+++ Provided entries +++

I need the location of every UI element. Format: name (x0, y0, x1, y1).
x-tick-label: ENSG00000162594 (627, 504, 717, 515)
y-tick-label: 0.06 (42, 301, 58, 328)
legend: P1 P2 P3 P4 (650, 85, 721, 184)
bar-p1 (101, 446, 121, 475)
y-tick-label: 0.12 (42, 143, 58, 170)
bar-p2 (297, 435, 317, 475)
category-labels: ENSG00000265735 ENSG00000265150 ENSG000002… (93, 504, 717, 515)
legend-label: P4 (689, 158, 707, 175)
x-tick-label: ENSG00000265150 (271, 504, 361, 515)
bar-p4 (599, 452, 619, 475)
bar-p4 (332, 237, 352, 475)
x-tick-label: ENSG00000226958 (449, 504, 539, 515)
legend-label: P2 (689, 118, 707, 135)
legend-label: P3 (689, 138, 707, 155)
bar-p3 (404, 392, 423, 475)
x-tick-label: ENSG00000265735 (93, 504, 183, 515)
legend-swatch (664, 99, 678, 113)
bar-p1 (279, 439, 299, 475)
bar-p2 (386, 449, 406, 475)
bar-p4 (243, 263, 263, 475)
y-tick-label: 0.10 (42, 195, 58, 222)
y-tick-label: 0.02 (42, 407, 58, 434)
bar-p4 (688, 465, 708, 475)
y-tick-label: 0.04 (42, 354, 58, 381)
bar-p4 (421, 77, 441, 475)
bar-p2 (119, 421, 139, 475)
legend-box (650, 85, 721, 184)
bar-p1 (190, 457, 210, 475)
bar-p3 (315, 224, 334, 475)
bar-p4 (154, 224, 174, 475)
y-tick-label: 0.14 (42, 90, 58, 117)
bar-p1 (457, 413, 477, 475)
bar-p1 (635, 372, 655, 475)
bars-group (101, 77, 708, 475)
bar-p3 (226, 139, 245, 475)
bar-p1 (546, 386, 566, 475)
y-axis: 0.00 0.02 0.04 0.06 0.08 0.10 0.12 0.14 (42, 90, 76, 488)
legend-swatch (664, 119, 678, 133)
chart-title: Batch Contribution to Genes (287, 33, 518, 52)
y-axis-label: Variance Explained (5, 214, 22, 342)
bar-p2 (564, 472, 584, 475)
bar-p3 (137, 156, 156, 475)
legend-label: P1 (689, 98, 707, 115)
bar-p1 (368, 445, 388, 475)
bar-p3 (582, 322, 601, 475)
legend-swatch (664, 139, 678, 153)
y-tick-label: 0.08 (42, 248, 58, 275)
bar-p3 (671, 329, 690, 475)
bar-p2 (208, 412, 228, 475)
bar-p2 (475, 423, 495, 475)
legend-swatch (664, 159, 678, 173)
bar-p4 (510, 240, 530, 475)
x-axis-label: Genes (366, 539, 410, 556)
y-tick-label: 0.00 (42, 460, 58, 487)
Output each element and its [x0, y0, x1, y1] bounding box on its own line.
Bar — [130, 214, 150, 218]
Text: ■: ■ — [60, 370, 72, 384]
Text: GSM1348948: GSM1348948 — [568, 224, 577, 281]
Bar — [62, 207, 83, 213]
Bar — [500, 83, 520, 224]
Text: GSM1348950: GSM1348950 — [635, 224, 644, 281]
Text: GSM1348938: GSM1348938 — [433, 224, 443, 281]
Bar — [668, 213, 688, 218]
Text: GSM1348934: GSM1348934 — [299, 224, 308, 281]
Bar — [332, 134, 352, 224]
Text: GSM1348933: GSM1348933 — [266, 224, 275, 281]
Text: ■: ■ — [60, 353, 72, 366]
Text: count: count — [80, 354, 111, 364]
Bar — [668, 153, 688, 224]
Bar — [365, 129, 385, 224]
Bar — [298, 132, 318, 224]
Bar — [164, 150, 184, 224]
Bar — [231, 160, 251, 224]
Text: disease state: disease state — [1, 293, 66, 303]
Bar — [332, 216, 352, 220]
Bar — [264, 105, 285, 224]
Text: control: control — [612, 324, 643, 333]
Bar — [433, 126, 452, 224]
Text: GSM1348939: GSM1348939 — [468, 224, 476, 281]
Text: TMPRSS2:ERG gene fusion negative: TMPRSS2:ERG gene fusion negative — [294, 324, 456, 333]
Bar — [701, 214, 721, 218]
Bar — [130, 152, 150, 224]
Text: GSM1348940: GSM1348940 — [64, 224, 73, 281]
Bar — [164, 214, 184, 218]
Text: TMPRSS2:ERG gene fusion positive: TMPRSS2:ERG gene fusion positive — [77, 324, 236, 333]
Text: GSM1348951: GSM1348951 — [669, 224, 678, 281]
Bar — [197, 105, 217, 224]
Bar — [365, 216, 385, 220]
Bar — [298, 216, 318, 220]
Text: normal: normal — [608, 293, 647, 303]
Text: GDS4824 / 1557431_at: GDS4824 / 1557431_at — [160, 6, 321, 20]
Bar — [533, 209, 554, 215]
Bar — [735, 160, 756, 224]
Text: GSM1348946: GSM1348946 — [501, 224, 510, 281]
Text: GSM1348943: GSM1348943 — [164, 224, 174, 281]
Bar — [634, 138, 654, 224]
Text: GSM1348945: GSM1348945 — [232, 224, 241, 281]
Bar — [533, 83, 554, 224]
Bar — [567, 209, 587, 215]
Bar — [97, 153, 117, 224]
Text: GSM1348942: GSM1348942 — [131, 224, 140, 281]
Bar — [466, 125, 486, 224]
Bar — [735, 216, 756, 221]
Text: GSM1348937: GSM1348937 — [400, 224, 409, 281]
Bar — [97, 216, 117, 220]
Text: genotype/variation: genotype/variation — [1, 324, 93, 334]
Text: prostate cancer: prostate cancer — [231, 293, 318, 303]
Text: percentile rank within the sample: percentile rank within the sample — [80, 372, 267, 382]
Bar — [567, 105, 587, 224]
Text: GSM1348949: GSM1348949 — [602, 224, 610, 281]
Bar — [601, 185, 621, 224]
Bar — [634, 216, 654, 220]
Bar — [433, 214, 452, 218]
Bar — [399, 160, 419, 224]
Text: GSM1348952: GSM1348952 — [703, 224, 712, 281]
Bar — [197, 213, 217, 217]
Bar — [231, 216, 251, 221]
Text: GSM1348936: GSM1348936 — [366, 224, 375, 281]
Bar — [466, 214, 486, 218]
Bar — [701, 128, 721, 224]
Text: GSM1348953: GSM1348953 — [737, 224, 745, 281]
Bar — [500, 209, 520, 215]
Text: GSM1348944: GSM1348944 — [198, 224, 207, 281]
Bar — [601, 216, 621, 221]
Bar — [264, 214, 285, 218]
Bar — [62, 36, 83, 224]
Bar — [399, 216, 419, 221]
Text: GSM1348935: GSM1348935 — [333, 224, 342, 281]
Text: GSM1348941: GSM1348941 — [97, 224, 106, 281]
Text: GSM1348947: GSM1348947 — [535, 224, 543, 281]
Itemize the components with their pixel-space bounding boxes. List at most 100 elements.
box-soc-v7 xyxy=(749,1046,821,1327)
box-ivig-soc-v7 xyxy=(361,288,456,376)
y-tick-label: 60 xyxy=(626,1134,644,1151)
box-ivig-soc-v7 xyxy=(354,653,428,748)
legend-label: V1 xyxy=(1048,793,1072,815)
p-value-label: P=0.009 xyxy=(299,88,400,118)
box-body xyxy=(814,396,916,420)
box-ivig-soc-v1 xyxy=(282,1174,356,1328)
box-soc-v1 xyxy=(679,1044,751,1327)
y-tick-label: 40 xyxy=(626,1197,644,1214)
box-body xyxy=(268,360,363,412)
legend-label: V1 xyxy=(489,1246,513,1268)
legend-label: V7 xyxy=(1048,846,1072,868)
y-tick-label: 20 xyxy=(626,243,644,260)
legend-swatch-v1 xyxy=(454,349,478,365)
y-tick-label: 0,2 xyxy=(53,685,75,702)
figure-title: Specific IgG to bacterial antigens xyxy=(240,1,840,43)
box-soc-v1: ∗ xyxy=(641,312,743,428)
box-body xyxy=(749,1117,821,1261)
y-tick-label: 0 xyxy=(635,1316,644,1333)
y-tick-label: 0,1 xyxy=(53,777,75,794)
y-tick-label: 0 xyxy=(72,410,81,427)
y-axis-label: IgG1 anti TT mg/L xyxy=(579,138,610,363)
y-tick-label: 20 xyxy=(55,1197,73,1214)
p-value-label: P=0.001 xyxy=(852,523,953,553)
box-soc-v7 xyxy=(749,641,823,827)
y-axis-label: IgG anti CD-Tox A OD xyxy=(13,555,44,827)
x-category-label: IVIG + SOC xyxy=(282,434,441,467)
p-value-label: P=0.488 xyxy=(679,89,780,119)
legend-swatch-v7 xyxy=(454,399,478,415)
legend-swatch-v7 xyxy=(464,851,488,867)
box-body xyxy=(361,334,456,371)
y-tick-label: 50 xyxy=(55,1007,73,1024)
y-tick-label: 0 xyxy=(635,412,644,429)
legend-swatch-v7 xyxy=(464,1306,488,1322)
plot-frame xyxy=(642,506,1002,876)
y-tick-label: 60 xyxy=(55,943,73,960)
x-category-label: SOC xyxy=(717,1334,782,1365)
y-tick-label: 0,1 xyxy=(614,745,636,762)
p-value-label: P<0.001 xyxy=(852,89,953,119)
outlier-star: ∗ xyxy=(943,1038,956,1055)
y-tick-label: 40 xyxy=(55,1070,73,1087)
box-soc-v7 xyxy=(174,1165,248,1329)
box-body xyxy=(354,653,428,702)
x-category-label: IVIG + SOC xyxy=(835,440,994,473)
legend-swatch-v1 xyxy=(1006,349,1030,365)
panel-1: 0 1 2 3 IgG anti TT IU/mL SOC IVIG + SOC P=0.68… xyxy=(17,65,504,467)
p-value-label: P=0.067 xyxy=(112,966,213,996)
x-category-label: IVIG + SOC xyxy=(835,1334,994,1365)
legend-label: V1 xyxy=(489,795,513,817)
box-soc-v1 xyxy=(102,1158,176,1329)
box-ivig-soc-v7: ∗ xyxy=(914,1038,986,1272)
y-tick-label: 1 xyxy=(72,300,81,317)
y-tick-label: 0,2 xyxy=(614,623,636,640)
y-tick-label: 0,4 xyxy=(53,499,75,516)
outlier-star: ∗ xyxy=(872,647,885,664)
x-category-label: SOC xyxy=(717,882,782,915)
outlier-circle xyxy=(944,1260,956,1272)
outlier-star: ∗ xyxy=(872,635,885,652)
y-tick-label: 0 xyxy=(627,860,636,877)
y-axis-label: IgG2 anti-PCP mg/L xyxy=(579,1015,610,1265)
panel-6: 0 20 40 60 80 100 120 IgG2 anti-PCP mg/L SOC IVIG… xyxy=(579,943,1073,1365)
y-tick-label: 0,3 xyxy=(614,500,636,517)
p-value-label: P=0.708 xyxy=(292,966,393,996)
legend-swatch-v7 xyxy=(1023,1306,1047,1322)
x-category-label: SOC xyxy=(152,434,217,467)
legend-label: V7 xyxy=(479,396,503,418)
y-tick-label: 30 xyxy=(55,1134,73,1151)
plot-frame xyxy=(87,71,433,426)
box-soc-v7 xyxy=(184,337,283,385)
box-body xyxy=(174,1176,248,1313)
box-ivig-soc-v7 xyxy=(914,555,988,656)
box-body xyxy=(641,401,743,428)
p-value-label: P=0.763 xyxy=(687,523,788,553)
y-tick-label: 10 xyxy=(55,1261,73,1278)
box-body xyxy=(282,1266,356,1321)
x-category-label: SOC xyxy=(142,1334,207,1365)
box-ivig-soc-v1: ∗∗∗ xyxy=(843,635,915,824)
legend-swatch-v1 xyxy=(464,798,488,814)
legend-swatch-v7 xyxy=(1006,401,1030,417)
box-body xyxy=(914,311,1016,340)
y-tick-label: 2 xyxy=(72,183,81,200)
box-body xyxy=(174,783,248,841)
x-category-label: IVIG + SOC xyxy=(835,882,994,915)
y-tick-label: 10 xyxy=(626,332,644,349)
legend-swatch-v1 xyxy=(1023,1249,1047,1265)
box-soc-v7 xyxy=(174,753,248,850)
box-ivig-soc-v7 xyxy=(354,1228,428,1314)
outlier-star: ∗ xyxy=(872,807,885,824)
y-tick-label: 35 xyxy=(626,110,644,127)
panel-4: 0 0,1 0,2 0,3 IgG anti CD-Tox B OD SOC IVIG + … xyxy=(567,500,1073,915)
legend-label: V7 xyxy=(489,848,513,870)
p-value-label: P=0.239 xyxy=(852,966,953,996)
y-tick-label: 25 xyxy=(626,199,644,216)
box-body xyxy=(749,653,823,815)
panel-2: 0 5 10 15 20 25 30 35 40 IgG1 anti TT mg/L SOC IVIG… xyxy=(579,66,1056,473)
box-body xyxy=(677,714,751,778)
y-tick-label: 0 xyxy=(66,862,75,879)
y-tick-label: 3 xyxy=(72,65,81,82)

+++

■ **Problem requirements**:
How many lines of the listing above contain the string "category"? Respond with the number and no other text.

■ **Exercise output**:
9